▶ **The data**:
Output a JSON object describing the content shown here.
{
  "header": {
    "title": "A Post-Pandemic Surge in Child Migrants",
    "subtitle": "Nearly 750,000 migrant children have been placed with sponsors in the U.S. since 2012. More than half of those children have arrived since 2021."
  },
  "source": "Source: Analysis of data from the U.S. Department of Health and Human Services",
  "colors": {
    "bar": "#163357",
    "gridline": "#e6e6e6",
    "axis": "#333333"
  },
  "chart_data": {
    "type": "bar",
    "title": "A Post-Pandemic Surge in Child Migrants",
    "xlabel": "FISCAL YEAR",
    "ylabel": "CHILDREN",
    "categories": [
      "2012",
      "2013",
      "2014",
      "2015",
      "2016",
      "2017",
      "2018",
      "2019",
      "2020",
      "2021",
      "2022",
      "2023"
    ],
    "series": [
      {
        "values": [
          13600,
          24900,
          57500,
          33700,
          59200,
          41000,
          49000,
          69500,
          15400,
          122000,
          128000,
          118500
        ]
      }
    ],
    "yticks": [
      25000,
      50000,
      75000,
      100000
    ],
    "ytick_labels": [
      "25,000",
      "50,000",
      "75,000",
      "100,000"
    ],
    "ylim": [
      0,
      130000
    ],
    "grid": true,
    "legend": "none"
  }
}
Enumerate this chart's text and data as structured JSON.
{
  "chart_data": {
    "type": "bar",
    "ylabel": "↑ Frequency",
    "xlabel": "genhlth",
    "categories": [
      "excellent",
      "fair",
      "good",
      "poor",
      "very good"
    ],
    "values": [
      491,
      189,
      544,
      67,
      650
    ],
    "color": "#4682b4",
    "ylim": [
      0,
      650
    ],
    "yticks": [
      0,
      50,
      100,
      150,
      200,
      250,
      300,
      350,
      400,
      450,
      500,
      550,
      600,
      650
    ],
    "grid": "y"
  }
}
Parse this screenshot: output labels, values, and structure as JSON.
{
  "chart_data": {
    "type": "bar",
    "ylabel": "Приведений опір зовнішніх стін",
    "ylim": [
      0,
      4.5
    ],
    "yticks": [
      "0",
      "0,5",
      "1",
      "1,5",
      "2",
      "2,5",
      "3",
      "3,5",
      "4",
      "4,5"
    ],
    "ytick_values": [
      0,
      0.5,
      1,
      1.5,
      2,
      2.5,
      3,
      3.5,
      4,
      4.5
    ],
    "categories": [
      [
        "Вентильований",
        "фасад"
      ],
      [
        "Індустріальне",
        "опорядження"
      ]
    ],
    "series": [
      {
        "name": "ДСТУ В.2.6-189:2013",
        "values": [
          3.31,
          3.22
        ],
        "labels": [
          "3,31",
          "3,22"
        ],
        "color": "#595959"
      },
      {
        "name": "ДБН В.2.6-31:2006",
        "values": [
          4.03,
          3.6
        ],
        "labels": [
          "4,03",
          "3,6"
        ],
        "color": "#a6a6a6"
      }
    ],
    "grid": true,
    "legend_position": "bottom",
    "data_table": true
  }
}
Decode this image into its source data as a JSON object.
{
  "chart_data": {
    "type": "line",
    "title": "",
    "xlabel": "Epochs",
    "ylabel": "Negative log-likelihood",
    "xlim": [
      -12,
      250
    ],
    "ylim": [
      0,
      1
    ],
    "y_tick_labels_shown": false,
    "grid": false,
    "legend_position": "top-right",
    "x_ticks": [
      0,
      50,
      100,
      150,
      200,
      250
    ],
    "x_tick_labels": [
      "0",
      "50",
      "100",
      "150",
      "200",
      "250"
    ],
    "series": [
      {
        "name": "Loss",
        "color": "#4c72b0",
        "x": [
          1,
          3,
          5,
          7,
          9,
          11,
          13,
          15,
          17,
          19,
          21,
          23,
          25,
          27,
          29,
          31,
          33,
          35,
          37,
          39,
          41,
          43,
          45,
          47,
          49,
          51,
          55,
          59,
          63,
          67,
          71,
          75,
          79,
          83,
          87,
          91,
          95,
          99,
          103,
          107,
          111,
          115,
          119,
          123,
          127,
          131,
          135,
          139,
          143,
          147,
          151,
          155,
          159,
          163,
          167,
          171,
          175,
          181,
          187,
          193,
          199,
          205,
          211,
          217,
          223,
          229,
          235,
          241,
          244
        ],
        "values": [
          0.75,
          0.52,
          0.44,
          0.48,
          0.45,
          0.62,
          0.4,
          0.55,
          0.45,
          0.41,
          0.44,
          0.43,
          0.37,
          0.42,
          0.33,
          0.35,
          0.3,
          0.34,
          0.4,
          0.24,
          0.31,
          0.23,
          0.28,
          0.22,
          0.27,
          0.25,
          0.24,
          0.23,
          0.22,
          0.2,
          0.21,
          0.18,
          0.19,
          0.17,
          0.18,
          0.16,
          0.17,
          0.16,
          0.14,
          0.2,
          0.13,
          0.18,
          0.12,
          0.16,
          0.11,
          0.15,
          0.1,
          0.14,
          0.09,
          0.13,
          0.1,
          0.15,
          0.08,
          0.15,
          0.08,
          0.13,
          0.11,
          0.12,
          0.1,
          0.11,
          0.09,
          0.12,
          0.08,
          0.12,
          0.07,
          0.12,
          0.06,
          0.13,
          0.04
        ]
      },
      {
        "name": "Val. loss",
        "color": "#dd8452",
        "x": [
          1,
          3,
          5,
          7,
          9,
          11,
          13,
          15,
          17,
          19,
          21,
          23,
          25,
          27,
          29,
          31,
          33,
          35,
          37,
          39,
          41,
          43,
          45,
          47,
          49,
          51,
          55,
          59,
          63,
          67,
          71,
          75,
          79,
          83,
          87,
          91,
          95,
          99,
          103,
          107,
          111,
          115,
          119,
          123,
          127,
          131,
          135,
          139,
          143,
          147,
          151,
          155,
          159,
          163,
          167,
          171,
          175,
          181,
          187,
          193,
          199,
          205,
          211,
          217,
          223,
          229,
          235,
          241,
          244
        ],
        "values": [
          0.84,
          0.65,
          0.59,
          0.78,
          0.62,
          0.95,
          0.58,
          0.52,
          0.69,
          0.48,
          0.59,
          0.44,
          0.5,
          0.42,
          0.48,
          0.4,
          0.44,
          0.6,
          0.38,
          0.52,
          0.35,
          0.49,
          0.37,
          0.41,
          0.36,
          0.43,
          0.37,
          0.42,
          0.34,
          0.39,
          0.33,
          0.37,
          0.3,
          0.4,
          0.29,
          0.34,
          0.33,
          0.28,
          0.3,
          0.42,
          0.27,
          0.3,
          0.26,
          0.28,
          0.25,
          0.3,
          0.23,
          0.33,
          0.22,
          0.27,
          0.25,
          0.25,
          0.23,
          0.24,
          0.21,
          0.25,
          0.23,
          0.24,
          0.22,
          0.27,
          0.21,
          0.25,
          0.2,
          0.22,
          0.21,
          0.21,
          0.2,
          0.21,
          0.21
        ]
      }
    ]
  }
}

▶ **Written request**:
The records above should all be quoted exactly, please.

▶ **Solution to this problem**:
Output a JSON object describing the content shown here.
{
  "header": {
    "title": "A Post-Pandemic Surge in Child Migrants",
    "subtitle": "Nearly 750,000 migrant children have been placed with sponsors in the U.S. since 2012. More than half of those children have arrived since 2021."
  },
  "source": "Source: Analysis of data from the U.S. Department of Health and Human Services",
  "colors": {
    "bar": "#163357",
    "gridline": "#e6e6e6",
    "axis": "#333333"
  },
  "chart_data": {
    "type": "bar",
    "title": "A Post-Pandemic Surge in Child Migrants",
    "xlabel": "FISCAL YEAR",
    "ylabel": "CHILDREN",
    "categories": [
      "2012",
      "2013",
      "2014",
      "2015",
      "2016",
      "2017",
      "2018",
      "2019",
      "2020",
      "2021",
      "2022",
      "2023"
    ],
    "series": [
      {
        "values": [
          13600,
          24900,
          57500,
          33700,
          59200,
          41000,
          49000,
          69500,
          15400,
          122000,
          128000,
          118500
        ]
      }
    ],
    "yticks": [
      25000,
      50000,
      75000,
      100000
    ],
    "ytick_labels": [
      "25,000",
      "50,000",
      "75,000",
      "100,000"
    ],
    "ylim": [
      0,
      130000
    ],
    "grid": true,
    "legend": "none"
  }
}
Enumerate this chart's text and data as structured JSON.
{
  "chart_data": {
    "type": "bar",
    "ylabel": "↑ Frequency",
    "xlabel": "genhlth",
    "categories": [
      "excellent",
      "fair",
      "good",
      "poor",
      "very good"
    ],
    "values": [
      491,
      189,
      544,
      67,
      650
    ],
    "color": "#4682b4",
    "ylim": [
      0,
      650
    ],
    "yticks": [
      0,
      50,
      100,
      150,
      200,
      250,
      300,
      350,
      400,
      450,
      500,
      550,
      600,
      650
    ],
    "grid": "y"
  }
}
Parse this screenshot: output labels, values, and structure as JSON.
{
  "chart_data": {
    "type": "bar",
    "ylabel": "Приведений опір зовнішніх стін",
    "ylim": [
      0,
      4.5
    ],
    "yticks": [
      "0",
      "0,5",
      "1",
      "1,5",
      "2",
      "2,5",
      "3",
      "3,5",
      "4",
      "4,5"
    ],
    "ytick_values": [
      0,
      0.5,
      1,
      1.5,
      2,
      2.5,
      3,
      3.5,
      4,
      4.5
    ],
    "categories": [
      [
        "Вентильований",
        "фасад"
      ],
      [
        "Індустріальне",
        "опорядження"
      ]
    ],
    "series": [
      {
        "name": "ДСТУ В.2.6-189:2013",
        "values": [
          3.31,
          3.22
        ],
        "labels": [
          "3,31",
          "3,22"
        ],
        "color": "#595959"
      },
      {
        "name": "ДБН В.2.6-31:2006",
        "values": [
          4.03,
          3.6
        ],
        "labels": [
          "4,03",
          "3,6"
        ],
        "color": "#a6a6a6"
      }
    ],
    "grid": true,
    "legend_position": "bottom",
    "data_table": true
  }
}
Decode this image into its source data as a JSON object.
{
  "chart_data": {
    "type": "line",
    "title": "",
    "xlabel": "Epochs",
    "ylabel": "Negative log-likelihood",
    "xlim": [
      -12,
      250
    ],
    "ylim": [
      0,
      1
    ],
    "y_tick_labels_shown": false,
    "grid": false,
    "legend_position": "top-right",
    "x_ticks": [
      0,
      50,
      100,
      150,
      200,
      250
    ],
    "x_tick_labels": [
      "0",
      "50",
      "100",
      "150",
      "200",
      "250"
    ],
    "series": [
      {
        "name": "Loss",
        "color": "#4c72b0",
        "x": [
          1,
          3,
          5,
          7,
          9,
          11,
          13,
          15,
          17,
          19,
          21,
          23,
          25,
          27,
          29,
          31,
          33,
          35,
          37,
          39,
          41,
          43,
          45,
          47,
          49,
          51,
          55,
          59,
          63,
          67,
          71,
          75,
          79,
          83,
          87,
          91,
          95,
          99,
          103,
          107,
          111,
          115,
          119,
          123,
          127,
          131,
          135,
          139,
          143,
          147,
          151,
          155,
          159,
          163,
          167,
          171,
          175,
          181,
          187,
          193,
          199,
          205,
          211,
          217,
          223,
          229,
          235,
          241,
          244
        ],
        "values": [
          0.75,
          0.52,
          0.44,
          0.48,
          0.45,
          0.62,
          0.4,
          0.55,
          0.45,
          0.41,
          0.44,
          0.43,
          0.37,
          0.42,
          0.33,
          0.35,
          0.3,
          0.34,
          0.4,
          0.24,
          0.31,
          0.23,
          0.28,
          0.22,
          0.27,
          0.25,
          0.24,
          0.23,
          0.22,
          0.2,
          0.21,
          0.18,
          0.19,
          0.17,
          0.18,
          0.16,
          0.17,
          0.16,
          0.14,
          0.2,
          0.13,
          0.18,
          0.12,
          0.16,
          0.11,
          0.15,
          0.1,
          0.14,
          0.09,
          0.13,
          0.1,
          0.15,
          0.08,
          0.15,
          0.08,
          0.13,
          0.11,
          0.12,
          0.1,
          0.11,
          0.09,
          0.12,
          0.08,
          0.12,
          0.07,
          0.12,
          0.06,
          0.13,
          0.04
        ]
      },
      {
        "name": "Val. loss",
        "color": "#dd8452",
        "x": [
          1,
          3,
          5,
          7,
          9,
          11,
          13,
          15,
          17,
          19,
          21,
          23,
          25,
          27,
          29,
          31,
          33,
          35,
          37,
          39,
          41,
          43,
          45,
          47,
          49,
          51,
          55,
          59,
          63,
          67,
          71,
          75,
          79,
          83,
          87,
          91,
          95,
          99,
          103,
          107,
          111,
          115,
          119,
          123,
          127,
          131,
          135,
          139,
          143,
          147,
          151,
          155,
          159,
          163,
          167,
          171,
          175,
          181,
          187,
          193,
          199,
          205,
          211,
          217,
          223,
          229,
          235,
          241,
          244
        ],
        "values": [
          0.84,
          0.65,
          0.59,
          0.78,
          0.62,
          0.95,
          0.58,
          0.52,
          0.69,
          0.48,
          0.59,
          0.44,
          0.5,
          0.42,
          0.48,
          0.4,
          0.44,
          0.6,
          0.38,
          0.52,
          0.35,
          0.49,
          0.37,
          0.41,
          0.36,
          0.43,
          0.37,
          0.42,
          0.34,
          0.39,
          0.33,
          0.37,
          0.3,
          0.4,
          0.29,
          0.34,
          0.33,
          0.28,
          0.3,
          0.42,
          0.27,
          0.3,
          0.26,
          0.28,
          0.25,
          0.3,
          0.23,
          0.33,
          0.22,
          0.27,
          0.25,
          0.25,
          0.23,
          0.24,
          0.21,
          0.25,
          0.23,
          0.24,
          0.22,
          0.27,
          0.21,
          0.25,
          0.2,
          0.22,
          0.21,
          0.21,
          0.2,
          0.21,
          0.21
        ]
      }
    ]
  }
}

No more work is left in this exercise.